» WHAT YOU NEED TO DO
From the listing below, extract each line containing the string "Finish".

» RECORD LIST
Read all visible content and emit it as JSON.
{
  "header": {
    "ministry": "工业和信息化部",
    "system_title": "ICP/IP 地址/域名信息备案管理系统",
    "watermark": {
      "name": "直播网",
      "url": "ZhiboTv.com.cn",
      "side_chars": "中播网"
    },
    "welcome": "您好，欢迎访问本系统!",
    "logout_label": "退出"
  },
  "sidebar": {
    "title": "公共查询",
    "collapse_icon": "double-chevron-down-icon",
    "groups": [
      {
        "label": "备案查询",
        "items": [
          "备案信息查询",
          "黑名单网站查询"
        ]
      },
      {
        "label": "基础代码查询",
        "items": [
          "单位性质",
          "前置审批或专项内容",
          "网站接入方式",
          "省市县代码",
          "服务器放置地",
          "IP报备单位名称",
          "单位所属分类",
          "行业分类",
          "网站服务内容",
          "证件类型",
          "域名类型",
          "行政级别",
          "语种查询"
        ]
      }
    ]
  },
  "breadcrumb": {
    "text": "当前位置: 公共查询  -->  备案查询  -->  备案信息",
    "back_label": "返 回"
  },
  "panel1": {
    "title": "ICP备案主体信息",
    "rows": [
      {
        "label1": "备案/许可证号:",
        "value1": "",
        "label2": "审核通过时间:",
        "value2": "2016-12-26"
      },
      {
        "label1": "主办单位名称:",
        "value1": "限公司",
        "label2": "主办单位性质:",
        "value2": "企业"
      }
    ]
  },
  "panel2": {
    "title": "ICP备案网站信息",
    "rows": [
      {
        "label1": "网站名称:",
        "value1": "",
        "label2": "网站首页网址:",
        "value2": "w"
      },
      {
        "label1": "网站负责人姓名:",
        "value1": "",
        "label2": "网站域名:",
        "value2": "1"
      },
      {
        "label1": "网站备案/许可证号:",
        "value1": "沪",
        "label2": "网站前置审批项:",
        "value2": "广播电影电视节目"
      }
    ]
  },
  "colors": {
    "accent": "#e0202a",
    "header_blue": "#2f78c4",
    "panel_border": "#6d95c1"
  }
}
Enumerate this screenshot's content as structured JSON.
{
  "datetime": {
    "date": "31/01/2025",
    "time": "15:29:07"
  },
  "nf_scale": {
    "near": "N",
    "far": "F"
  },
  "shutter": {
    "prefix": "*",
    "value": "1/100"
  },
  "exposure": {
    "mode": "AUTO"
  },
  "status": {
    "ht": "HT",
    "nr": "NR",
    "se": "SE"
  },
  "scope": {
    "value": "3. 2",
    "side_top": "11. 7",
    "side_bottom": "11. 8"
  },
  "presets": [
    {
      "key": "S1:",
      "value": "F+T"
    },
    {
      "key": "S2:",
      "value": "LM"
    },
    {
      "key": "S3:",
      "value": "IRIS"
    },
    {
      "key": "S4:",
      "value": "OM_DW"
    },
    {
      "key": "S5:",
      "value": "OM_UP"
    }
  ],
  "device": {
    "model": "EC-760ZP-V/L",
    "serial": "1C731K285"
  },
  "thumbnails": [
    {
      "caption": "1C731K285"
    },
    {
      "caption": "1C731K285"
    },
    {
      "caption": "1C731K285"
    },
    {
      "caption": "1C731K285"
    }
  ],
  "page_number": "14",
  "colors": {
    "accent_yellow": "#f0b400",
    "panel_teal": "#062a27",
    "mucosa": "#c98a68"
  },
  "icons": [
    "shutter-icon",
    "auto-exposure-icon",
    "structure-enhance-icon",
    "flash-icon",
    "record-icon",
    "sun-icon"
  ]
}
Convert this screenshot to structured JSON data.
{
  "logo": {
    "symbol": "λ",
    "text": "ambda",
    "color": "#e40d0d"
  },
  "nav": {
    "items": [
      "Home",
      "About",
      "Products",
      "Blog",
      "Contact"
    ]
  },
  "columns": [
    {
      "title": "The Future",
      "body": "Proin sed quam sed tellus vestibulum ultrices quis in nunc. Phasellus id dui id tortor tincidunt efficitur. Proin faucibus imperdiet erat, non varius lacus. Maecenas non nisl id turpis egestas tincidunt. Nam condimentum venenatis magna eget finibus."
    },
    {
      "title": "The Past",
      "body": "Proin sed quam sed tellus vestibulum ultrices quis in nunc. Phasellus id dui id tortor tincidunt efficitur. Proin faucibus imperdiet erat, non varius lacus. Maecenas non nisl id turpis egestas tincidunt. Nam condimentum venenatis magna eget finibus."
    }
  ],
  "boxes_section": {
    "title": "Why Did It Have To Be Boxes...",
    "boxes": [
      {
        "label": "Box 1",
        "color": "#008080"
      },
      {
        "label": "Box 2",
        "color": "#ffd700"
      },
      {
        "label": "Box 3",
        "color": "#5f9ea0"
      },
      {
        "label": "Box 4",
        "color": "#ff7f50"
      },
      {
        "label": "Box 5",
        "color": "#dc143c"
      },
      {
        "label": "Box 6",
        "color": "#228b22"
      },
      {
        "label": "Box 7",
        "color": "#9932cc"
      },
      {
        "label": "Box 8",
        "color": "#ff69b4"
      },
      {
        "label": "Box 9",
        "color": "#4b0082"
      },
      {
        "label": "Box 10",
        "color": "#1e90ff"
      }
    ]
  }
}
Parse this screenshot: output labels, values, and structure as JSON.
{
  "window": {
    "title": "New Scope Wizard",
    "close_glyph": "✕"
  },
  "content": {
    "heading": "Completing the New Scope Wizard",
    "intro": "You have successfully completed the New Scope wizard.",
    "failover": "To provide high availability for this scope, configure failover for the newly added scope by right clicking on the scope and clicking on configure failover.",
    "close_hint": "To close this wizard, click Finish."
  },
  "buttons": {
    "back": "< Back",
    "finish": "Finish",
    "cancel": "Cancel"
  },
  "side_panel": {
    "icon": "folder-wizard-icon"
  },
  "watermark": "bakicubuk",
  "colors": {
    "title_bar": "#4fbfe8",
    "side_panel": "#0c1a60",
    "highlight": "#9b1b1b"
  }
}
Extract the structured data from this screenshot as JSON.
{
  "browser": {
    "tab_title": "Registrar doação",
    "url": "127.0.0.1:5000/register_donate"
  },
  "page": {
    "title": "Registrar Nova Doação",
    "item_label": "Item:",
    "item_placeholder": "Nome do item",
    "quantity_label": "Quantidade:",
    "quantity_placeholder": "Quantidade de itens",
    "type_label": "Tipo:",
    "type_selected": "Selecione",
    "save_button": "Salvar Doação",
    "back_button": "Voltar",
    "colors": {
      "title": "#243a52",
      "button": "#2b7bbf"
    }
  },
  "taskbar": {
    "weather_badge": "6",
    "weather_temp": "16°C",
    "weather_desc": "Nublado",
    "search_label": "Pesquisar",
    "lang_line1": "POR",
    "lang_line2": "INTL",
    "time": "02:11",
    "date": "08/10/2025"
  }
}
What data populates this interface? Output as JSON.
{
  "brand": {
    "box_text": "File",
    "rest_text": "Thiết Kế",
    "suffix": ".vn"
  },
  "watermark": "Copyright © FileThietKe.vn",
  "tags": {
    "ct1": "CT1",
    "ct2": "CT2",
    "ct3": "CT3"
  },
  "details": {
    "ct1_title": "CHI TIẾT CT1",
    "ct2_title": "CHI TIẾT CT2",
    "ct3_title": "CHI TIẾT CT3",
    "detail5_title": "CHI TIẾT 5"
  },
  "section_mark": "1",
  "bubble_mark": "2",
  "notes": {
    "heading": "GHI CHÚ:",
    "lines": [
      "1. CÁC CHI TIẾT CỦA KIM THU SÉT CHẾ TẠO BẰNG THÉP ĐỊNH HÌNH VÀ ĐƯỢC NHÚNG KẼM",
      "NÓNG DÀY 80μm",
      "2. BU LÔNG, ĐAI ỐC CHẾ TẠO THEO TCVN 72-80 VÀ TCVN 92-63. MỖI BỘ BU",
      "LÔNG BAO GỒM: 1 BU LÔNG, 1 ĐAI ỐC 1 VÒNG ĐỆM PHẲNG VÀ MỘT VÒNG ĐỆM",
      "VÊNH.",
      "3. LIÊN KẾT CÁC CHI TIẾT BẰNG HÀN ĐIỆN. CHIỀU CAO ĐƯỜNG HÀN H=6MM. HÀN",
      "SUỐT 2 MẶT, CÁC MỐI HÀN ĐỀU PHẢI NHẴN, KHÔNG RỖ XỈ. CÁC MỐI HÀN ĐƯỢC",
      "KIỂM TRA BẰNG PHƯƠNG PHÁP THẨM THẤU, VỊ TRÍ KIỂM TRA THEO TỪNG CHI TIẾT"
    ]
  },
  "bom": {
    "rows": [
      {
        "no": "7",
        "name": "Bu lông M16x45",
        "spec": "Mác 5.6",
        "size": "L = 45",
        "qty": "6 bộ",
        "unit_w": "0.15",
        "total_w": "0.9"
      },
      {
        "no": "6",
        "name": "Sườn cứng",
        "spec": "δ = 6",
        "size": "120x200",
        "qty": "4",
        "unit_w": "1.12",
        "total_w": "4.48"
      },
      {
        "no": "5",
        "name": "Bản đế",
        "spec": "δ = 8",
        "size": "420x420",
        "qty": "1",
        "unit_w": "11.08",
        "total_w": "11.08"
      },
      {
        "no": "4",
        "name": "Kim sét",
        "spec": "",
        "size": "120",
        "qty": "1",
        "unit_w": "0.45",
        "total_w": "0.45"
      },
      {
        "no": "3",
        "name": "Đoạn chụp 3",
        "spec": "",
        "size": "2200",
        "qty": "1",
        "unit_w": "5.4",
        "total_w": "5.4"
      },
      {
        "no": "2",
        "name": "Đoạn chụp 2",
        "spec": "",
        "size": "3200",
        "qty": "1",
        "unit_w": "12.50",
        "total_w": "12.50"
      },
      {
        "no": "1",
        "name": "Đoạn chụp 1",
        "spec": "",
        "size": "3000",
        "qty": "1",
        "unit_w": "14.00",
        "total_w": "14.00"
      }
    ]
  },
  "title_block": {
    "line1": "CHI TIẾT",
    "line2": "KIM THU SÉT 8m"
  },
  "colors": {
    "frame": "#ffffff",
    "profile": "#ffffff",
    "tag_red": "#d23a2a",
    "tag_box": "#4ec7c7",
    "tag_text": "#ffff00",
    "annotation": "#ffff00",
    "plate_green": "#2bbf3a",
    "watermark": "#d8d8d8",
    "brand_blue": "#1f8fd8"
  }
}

» ANSWER TO THE PROBLEM
    "close_hint": "To close this wizard, click Finish."
    "finish": "Finish",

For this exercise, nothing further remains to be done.